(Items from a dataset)
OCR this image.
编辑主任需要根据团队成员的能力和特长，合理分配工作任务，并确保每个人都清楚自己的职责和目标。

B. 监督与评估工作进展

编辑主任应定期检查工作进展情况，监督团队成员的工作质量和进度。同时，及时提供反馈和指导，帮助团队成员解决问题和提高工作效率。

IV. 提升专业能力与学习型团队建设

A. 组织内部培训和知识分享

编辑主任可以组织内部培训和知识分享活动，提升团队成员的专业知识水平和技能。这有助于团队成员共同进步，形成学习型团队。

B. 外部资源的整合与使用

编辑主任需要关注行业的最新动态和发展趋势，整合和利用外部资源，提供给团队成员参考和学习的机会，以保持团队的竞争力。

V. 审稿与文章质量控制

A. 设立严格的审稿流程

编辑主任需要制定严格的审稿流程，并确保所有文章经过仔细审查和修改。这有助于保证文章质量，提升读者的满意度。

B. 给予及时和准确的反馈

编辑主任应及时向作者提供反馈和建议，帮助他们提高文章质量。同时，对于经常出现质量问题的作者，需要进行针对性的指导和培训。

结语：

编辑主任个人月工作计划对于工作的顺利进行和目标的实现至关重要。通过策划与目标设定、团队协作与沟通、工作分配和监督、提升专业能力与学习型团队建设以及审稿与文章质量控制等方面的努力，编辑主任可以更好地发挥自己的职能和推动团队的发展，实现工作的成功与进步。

WHAT TO DO: Restate each record word for word.

FINISHED TASK:
OCR this image.
编辑主任需要根据团队成员的能力和特长，合理分配工作任务，并确保每个人都清楚自己的职责和目标。

B. 监督与评估工作进展

编辑主任应定期检查工作进展情况，监督团队成员的工作质量和进度。同时，及时提供反馈和指导，帮助团队成员解决问题和提高工作效率。

IV. 提升专业能力与学习型团队建设

A. 组织内部培训和知识分享

编辑主任可以组织内部培训和知识分享活动，提升团队成员的专业知识水平和技能。这有助于团队成员共同进步，形成学习型团队。

B. 外部资源的整合与使用

编辑主任需要关注行业的最新动态和发展趋势，整合和利用外部资源，提供给团队成员参考和学习的机会，以保持团队的竞争力。

V. 审稿与文章质量控制

A. 设立严格的审稿流程

编辑主任需要制定严格的审稿流程，并确保所有文章经过仔细审查和修改。这有助于保证文章质量，提升读者的满意度。

B. 给予及时和准确的反馈

编辑主任应及时向作者提供反馈和建议，帮助他们提高文章质量。同时，对于经常出现质量问题的作者，需要进行针对性的指导和培训。

结语：

编辑主任个人月工作计划对于工作的顺利进行和目标的实现至关重要。通过策划与目标设定、团队协作与沟通、工作分配和监督、提升专业能力与学习型团队建设以及审稿与文章质量控制等方面的努力，编辑主任可以更好地发挥自己的职能和推动团队的发展，实现工作的成功与进步。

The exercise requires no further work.